What the task asks - All entries are to be given again verbatim.

Records for this exercise -
• • • • • • •

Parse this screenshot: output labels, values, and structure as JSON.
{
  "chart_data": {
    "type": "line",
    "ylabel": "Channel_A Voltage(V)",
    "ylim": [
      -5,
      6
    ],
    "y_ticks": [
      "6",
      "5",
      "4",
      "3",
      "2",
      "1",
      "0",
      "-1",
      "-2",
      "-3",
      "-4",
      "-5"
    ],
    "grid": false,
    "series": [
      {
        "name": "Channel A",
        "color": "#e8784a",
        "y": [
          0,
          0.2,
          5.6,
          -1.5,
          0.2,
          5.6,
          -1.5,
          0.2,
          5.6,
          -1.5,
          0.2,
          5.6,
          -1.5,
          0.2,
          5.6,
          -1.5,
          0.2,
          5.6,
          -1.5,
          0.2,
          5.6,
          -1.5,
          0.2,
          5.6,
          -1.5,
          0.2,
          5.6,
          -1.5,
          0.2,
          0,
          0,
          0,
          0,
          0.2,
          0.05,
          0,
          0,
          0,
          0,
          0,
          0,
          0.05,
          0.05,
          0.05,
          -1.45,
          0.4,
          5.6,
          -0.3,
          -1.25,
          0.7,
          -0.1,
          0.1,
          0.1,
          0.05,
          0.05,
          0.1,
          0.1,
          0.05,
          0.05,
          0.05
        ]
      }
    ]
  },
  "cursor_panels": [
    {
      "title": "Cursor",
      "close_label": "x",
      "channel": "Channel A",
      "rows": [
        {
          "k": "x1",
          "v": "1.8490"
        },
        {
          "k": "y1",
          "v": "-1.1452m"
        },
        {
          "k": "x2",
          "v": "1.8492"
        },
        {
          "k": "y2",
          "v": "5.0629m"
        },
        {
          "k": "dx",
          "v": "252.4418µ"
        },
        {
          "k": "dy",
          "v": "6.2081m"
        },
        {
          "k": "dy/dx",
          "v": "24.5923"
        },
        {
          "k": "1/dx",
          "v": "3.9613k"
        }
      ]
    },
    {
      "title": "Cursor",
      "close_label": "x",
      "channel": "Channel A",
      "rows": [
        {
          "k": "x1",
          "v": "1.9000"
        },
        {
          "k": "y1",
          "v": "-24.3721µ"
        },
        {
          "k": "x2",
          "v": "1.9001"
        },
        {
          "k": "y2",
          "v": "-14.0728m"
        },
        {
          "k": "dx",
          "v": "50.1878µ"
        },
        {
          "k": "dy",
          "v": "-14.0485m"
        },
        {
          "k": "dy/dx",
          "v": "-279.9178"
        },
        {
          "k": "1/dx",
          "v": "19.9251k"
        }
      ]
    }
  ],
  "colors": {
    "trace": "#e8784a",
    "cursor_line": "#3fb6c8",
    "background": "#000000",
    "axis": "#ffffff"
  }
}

• • • • • • •

Reply to the task -
Parse this screenshot: output labels, values, and structure as JSON.
{
  "chart_data": {
    "type": "line",
    "ylabel": "Channel_A Voltage(V)",
    "ylim": [
      -5,
      6
    ],
    "y_ticks": [
      "6",
      "5",
      "4",
      "3",
      "2",
      "1",
      "0",
      "-1",
      "-2",
      "-3",
      "-4",
      "-5"
    ],
    "grid": false,
    "series": [
      {
        "name": "Channel A",
        "color": "#e8784a",
        "y": [
          0,
          0.2,
          5.6,
          -1.5,
          0.2,
          5.6,
          -1.5,
          0.2,
          5.6,
          -1.5,
          0.2,
          5.6,
          -1.5,
          0.2,
          5.6,
          -1.5,
          0.2,
          5.6,
          -1.5,
          0.2,
          5.6,
          -1.5,
          0.2,
          5.6,
          -1.5,
          0.2,
          5.6,
          -1.5,
          0.2,
          0,
          0,
          0,
          0,
          0.2,
          0.05,
          0,
          0,
          0,
          0,
          0,
          0,
          0.05,
          0.05,
          0.05,
          -1.45,
          0.4,
          5.6,
          -0.3,
          -1.25,
          0.7,
          -0.1,
          0.1,
          0.1,
          0.05,
          0.05,
          0.1,
          0.1,
          0.05,
          0.05,
          0.05
        ]
      }
    ]
  },
  "cursor_panels": [
    {
      "title": "Cursor",
      "close_label": "x",
      "channel": "Channel A",
      "rows": [
        {
          "k": "x1",
          "v": "1.8490"
        },
        {
          "k": "y1",
          "v": "-1.1452m"
        },
        {
          "k": "x2",
          "v": "1.8492"
        },
        {
          "k": "y2",
          "v": "5.0629m"
        },
        {
          "k": "dx",
          "v": "252.4418µ"
        },
        {
          "k": "dy",
          "v": "6.2081m"
        },
        {
          "k": "dy/dx",
          "v": "24.5923"
        },
        {
          "k": "1/dx",
          "v": "3.9613k"
        }
      ]
    },
    {
      "title": "Cursor",
      "close_label": "x",
      "channel": "Channel A",
      "rows": [
        {
          "k": "x1",
          "v": "1.9000"
        },
        {
          "k": "y1",
          "v": "-24.3721µ"
        },
        {
          "k": "x2",
          "v": "1.9001"
        },
        {
          "k": "y2",
          "v": "-14.0728m"
        },
        {
          "k": "dx",
          "v": "50.1878µ"
        },
        {
          "k": "dy",
          "v": "-14.0485m"
        },
        {
          "k": "dy/dx",
          "v": "-279.9178"
        },
        {
          "k": "1/dx",
          "v": "19.9251k"
        }
      ]
    }
  ],
  "colors": {
    "trace": "#e8784a",
    "cursor_line": "#3fb6c8",
    "background": "#000000",
    "axis": "#ffffff"
  }
}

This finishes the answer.